## [What you need to do]
In the records below, find each line with the word "εἰρηνοδικεῖον" and copy it.

## [Exercise input]
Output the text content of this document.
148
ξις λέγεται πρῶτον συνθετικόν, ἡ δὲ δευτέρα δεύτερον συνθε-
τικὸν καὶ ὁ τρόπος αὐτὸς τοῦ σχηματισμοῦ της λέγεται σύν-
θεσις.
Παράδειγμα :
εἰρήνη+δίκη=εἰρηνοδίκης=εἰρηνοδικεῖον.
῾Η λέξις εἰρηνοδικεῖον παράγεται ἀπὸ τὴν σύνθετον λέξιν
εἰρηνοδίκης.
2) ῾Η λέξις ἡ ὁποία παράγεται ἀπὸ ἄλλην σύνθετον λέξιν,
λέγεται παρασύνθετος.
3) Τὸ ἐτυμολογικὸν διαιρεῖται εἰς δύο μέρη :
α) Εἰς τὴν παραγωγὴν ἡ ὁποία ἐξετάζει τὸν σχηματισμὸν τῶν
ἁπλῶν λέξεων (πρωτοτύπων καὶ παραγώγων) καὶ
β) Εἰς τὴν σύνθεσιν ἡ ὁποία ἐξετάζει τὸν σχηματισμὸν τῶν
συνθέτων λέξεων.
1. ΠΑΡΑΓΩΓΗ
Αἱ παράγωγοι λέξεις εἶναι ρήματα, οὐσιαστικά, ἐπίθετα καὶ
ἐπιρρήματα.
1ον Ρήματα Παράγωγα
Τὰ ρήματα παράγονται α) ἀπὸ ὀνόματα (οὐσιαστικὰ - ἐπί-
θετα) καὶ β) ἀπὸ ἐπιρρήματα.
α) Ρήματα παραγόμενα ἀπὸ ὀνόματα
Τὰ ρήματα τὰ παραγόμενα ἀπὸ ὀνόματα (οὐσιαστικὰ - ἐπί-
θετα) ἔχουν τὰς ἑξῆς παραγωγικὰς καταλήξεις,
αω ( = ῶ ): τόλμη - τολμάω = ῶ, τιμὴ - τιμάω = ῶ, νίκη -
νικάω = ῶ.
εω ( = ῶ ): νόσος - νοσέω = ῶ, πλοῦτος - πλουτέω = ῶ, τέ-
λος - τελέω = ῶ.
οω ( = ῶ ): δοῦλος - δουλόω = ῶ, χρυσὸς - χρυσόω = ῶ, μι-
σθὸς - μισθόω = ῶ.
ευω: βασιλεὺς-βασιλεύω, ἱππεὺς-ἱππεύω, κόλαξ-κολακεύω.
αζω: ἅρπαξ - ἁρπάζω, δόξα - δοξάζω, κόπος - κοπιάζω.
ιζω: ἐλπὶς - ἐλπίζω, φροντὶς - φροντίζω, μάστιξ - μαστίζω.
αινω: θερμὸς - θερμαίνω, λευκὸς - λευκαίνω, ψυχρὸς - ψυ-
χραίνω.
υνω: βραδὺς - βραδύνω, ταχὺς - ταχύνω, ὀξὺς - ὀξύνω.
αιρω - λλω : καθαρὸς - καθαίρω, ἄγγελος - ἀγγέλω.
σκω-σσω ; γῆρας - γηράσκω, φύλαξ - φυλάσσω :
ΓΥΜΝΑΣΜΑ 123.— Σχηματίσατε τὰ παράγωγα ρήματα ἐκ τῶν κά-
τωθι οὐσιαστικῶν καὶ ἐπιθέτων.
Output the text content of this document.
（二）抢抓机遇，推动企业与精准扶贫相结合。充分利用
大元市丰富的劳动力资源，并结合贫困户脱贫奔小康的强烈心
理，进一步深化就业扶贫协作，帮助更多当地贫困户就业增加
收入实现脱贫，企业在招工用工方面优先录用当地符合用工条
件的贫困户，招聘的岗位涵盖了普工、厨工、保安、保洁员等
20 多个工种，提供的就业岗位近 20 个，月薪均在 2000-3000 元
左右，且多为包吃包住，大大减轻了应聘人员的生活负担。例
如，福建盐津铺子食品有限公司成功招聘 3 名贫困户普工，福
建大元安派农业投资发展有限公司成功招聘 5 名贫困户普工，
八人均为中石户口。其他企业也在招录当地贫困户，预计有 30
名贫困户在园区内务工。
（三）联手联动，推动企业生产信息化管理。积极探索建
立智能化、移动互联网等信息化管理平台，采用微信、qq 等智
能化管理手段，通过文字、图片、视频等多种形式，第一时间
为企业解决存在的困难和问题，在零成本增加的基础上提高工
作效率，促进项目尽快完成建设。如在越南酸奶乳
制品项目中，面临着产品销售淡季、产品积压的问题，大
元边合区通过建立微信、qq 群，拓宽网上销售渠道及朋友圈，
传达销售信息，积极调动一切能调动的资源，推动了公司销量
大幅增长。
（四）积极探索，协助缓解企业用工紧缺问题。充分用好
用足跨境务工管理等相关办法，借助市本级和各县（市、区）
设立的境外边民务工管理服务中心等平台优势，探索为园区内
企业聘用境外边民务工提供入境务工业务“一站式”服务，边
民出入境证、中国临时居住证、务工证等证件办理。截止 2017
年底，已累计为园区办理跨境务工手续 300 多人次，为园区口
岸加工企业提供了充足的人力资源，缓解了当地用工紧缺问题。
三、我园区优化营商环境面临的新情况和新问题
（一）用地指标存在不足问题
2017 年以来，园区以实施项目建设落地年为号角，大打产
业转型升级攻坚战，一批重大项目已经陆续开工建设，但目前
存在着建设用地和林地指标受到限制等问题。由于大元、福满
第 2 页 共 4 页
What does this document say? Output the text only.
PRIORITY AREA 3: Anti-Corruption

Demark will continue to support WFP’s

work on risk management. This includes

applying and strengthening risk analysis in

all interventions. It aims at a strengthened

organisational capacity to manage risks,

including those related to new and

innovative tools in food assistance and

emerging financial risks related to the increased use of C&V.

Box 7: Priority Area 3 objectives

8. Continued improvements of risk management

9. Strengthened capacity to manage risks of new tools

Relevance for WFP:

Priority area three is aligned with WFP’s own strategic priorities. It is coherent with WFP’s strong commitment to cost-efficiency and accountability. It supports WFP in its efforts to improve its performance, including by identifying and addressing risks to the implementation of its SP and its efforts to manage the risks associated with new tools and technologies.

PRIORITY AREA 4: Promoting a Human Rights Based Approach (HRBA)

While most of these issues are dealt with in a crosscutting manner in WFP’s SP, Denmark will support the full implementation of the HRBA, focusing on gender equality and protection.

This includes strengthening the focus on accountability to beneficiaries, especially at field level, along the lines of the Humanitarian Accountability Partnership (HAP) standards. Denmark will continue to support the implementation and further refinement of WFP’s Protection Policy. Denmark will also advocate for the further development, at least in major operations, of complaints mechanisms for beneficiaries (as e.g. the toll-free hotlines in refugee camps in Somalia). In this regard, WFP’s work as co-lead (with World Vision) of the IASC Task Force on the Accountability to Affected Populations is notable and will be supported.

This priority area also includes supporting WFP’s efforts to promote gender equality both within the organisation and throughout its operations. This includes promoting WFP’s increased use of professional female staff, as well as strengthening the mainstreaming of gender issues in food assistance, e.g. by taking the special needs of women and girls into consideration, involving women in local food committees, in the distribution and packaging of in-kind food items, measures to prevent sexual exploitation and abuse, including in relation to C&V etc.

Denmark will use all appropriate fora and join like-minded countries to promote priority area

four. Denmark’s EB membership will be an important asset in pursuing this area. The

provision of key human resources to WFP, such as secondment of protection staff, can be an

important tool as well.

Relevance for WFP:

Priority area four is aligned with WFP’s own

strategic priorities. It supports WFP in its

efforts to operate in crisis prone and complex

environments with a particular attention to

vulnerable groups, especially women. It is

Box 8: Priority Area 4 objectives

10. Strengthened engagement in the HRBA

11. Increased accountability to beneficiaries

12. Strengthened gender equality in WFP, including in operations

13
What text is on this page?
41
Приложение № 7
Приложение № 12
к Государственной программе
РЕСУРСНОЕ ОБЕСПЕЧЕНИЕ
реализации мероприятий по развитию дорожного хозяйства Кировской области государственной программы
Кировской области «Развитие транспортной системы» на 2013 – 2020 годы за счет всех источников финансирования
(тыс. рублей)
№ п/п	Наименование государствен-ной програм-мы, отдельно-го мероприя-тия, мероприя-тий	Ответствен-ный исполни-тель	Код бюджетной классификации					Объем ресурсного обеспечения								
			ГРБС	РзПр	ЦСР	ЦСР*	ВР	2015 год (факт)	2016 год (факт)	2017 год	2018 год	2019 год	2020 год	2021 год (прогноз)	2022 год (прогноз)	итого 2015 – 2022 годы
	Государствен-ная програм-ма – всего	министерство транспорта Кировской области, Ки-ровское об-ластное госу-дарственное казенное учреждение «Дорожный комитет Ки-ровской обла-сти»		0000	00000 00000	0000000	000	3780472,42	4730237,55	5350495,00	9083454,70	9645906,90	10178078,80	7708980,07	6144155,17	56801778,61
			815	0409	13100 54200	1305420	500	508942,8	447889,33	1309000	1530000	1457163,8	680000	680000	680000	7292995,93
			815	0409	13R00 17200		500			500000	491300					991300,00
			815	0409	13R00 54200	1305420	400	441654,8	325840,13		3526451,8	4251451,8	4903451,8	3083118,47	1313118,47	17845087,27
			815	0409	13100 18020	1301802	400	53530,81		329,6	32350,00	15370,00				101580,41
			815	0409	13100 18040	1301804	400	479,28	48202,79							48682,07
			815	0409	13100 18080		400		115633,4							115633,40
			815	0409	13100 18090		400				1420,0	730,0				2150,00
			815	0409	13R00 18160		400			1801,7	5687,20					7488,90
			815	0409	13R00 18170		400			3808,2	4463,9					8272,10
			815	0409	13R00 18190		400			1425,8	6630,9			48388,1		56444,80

## [Final result]
εἰρήνη+δίκη=εἰρηνοδίκης=εἰρηνοδικεῖον.
῾Η λέξις εἰρηνοδικεῖον παράγεται ἀπὸ τὴν σύνθετον λέξιν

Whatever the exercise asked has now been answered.